## Texto fornecido:
Ouvir falar Eduardo Lourenço era sempre escutar uma lição de inteligência, às vezes até parecia estar a divagar. Mas, logo num repente, colocava-nos perante a atualidade mais premente, muitas vezes a fazer-nos pensar sobre nós, as nossas contradições, muito sobre a nossa Europa. Todos somos europeus e muito mais do que o que julgamos ser, pôs-nos ele a ponderar. E com este acrescento: sobretudo quando estamos perante uma cultura que não é a europeia.

Em 91, Eduardo Lourenço publicou em França L'Europe Introuvable. O livro foi publicado 10 anos depois em português, mas o título – a Europa desencantada, não tem a profundidade do da edição francesa.

O sábio Eduardo Lourenço tratava de refletir sobre a matriz identitária da União Europeia. Porventura, Roma o Império Romano, que nos fez pensar ( disse-o numa conferência na Extremadura espanhola) que seríamos os Quixotes do mundo. Mas esse um paradigma que nunca conseguimos atingir, por isso somos um conjunto de nações insatisfeitas e contraditórias, herdeiras de um passado forjado em guerra civil quase permanente.

## Conjunto de exercícios:
**A.** Responda às perguntas com base no texto sobre Eduardo Lourenço:
(i) Em que ano e em que país foi publicado L'Europe Introuvable?
(ii) Com que título saiu a edição portuguesa desse livro?
(iii) Em que região decorreu a conferência referida no texto?
**B.** Indique se cada afirmação está de acordo com o texto sobre Eduardo Lourenço, citando as palavras que o determinam:
(i) A edição portuguesa do livro surgiu dez anos após a francesa.
(ii) O título português tem a mesma profundidade do título da edição francesa.
(iii) As nações europeias são descritas como herdeiras de um passado de paz duradoura.
A listagem apresentada a seguir constitui material independente do texto.

## Listagem de dados:
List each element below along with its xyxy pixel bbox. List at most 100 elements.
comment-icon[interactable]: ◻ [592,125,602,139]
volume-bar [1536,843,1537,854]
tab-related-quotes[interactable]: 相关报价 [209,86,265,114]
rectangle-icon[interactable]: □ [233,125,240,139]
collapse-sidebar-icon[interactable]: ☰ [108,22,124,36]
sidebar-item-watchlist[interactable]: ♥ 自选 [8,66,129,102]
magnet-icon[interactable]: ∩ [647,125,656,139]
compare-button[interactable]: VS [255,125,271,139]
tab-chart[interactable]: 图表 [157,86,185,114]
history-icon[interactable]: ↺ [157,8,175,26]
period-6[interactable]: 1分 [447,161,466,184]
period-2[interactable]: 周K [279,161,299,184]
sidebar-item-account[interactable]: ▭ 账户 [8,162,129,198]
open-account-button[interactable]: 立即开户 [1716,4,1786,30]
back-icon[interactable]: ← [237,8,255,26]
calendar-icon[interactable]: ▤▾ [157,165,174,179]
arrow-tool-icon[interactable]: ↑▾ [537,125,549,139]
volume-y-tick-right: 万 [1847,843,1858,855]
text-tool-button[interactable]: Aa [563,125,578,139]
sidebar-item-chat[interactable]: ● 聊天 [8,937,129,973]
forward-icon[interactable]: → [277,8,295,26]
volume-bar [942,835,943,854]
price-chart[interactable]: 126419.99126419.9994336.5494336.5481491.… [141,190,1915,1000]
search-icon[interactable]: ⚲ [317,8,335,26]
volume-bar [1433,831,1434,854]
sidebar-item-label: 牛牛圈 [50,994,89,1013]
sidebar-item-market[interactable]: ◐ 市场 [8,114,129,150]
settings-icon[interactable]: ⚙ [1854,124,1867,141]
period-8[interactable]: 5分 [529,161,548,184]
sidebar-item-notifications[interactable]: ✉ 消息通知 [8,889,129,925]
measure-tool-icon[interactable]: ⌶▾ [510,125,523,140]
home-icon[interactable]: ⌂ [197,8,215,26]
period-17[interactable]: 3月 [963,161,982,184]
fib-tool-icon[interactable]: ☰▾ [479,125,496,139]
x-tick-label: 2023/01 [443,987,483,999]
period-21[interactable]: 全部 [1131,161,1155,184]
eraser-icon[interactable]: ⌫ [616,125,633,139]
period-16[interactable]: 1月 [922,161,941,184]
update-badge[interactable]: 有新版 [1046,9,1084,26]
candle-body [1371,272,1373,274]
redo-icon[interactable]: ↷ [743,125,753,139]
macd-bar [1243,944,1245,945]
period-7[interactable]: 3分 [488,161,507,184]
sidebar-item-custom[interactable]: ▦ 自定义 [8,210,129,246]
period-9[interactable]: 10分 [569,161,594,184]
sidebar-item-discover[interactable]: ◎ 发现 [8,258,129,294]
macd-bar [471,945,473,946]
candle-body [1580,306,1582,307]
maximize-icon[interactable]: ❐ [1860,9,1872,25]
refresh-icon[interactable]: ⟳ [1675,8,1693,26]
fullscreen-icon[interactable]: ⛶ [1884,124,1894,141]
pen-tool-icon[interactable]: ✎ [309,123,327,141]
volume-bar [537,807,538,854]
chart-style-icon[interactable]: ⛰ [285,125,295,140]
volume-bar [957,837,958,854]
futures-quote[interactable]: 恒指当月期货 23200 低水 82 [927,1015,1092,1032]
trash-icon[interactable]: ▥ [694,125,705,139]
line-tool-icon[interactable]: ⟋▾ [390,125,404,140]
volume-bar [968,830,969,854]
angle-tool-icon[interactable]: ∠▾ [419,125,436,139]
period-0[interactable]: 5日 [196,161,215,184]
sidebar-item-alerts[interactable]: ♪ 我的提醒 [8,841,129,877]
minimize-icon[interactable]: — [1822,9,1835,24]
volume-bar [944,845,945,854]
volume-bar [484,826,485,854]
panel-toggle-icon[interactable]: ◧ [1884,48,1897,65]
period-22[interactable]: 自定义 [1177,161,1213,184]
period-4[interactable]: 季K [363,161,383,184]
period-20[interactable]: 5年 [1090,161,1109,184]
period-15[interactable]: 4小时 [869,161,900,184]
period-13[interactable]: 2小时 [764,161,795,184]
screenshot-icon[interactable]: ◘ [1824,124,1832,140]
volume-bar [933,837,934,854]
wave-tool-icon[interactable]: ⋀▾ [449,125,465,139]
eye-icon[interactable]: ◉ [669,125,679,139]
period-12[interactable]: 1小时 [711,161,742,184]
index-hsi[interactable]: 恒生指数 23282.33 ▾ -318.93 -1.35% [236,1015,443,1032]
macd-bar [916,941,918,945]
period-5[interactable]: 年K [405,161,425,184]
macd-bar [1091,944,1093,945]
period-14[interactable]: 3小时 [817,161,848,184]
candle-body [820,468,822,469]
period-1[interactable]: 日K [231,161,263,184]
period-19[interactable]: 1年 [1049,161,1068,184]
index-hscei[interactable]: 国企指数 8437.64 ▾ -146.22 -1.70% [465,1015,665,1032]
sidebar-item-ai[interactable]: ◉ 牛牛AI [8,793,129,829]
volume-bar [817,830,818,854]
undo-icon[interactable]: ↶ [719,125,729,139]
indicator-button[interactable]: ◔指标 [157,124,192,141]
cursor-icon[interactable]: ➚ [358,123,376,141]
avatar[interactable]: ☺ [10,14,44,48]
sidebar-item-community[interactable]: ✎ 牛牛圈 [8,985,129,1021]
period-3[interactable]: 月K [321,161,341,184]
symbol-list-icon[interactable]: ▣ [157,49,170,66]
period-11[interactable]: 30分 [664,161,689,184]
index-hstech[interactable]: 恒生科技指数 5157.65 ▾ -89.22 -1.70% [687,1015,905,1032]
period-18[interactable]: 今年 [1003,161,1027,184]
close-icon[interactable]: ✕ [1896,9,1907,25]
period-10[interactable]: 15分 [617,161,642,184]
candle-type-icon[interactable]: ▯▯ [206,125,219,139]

## Respostas:
**A.**
(i) Em 91, em França.
(ii) A Europa desencantada.
(iii) Na Extremadura espanhola.

**B.**
(i) Sim: "O livro foi publicado 10 anos depois em português".
(ii) Não: "não tem a profundidade do da edição francesa".
(iii) Não: "herdeiras de um passado forjado em guerra civil quase permanente".